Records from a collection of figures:
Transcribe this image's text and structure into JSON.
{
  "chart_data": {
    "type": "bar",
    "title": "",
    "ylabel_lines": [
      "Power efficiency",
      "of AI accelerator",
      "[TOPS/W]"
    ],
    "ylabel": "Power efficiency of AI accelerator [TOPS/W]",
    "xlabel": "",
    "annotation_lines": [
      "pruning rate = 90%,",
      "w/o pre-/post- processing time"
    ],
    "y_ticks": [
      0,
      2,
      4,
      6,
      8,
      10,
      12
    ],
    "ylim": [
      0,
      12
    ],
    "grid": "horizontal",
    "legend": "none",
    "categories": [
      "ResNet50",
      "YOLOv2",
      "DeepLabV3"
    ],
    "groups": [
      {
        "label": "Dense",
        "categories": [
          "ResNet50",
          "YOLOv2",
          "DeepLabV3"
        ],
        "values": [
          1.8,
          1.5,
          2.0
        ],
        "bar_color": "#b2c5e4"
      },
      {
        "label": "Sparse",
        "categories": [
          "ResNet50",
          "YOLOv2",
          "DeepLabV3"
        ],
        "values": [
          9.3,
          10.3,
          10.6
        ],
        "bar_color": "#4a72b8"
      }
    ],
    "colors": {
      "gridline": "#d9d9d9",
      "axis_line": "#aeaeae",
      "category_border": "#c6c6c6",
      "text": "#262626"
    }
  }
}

## Given request
Identify each line holding the string "efficiency", and copy it out.

## Answer to the task
      "Power efficiency",
    "ylabel": "Power efficiency of AI accelerator [TOPS/W]",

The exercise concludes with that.